▸ **Set task**:
Copy out each line of the data that holds the word "image".

▸ **Listing**:
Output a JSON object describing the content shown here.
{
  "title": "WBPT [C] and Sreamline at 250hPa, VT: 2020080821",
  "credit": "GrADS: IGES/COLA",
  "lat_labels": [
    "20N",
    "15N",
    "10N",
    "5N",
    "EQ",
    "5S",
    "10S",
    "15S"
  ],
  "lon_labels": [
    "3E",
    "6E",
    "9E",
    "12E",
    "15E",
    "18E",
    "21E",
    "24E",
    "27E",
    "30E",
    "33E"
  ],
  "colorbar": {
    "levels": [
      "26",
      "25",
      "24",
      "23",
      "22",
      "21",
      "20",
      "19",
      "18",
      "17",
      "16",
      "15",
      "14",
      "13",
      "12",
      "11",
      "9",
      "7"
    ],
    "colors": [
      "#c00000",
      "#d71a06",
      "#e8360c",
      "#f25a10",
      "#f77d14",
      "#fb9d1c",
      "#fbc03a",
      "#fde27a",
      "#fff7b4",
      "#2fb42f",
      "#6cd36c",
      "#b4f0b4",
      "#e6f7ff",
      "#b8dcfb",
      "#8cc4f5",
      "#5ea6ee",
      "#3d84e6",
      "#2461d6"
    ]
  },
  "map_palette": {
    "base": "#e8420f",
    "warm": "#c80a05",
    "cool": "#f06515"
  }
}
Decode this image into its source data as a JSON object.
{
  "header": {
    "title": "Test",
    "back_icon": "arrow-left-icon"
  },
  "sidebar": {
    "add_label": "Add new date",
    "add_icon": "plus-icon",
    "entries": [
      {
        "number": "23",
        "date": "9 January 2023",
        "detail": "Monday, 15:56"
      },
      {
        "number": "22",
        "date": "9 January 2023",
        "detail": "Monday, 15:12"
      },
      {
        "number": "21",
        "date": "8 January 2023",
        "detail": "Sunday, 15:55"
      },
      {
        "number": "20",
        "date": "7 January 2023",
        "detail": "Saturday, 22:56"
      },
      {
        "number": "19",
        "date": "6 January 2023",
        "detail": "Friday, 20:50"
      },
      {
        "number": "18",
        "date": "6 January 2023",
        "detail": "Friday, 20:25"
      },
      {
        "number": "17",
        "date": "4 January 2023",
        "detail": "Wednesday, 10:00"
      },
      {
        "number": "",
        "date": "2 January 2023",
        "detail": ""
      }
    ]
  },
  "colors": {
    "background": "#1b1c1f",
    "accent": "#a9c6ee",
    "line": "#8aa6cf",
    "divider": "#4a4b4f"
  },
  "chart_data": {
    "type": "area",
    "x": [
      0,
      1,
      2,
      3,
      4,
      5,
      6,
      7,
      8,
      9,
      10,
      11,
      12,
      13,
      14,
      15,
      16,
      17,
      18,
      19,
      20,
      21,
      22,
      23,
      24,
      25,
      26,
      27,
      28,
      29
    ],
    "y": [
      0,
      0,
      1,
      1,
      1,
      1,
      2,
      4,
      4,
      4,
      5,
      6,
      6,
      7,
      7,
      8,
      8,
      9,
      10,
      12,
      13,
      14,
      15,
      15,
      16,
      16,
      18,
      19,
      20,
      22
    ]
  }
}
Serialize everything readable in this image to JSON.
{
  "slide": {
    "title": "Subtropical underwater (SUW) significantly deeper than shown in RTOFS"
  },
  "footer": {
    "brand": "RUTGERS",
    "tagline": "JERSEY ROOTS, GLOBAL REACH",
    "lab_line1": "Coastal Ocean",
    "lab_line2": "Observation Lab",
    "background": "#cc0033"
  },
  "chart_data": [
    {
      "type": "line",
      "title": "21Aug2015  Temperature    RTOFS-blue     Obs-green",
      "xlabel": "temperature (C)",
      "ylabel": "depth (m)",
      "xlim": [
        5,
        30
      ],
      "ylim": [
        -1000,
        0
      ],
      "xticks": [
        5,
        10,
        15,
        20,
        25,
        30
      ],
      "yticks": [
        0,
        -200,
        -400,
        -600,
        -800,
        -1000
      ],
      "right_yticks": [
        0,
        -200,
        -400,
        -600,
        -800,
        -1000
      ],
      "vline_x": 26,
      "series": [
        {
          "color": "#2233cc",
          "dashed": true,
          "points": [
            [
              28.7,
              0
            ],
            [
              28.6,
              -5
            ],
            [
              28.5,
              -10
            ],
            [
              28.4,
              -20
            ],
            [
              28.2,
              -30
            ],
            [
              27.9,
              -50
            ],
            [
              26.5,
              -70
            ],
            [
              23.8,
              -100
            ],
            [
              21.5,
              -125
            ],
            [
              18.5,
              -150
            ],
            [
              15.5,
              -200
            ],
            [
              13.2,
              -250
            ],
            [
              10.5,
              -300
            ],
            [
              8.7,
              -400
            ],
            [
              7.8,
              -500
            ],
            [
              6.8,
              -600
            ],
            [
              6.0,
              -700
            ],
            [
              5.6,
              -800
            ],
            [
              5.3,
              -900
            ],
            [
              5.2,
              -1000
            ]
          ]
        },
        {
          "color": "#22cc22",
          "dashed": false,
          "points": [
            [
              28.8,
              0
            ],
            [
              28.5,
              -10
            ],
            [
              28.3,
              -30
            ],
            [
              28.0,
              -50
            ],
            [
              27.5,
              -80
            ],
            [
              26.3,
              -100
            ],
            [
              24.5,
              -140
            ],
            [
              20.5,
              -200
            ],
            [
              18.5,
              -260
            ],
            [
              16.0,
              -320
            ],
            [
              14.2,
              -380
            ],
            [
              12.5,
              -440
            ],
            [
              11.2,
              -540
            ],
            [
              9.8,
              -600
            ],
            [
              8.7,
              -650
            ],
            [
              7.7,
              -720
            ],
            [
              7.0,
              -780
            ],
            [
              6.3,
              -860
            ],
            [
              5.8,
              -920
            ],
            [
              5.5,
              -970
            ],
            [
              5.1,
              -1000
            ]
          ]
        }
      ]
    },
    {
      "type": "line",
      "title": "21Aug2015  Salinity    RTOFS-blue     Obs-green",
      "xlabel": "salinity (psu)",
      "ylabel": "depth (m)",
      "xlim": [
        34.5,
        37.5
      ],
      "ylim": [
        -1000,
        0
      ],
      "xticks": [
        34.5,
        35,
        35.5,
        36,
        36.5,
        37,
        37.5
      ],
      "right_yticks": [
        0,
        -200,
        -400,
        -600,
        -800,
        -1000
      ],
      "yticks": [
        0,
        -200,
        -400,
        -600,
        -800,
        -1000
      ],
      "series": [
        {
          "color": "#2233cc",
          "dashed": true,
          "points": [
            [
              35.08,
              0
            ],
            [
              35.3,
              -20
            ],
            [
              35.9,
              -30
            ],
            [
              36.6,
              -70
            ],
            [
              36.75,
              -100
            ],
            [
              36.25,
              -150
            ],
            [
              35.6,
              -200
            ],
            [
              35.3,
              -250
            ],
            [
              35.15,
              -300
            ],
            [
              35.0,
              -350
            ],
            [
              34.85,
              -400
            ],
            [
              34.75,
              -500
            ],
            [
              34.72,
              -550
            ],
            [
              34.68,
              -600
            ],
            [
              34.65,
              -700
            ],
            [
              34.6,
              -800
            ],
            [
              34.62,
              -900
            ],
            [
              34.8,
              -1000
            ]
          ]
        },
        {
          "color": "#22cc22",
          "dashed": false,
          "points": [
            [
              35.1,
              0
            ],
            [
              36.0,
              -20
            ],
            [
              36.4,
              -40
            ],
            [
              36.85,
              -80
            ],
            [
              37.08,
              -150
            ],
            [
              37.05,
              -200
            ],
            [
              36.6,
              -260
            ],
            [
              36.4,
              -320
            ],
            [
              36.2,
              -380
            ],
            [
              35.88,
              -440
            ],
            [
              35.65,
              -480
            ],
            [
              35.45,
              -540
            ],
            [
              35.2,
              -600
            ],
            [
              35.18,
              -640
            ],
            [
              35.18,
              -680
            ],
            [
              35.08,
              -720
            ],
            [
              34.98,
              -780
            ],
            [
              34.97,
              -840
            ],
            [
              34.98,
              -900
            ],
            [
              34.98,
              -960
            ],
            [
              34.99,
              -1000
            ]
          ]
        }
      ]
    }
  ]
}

▸ **The result**:
Decode this image into its source data as a JSON object.
Serialize everything readable in this image to JSON.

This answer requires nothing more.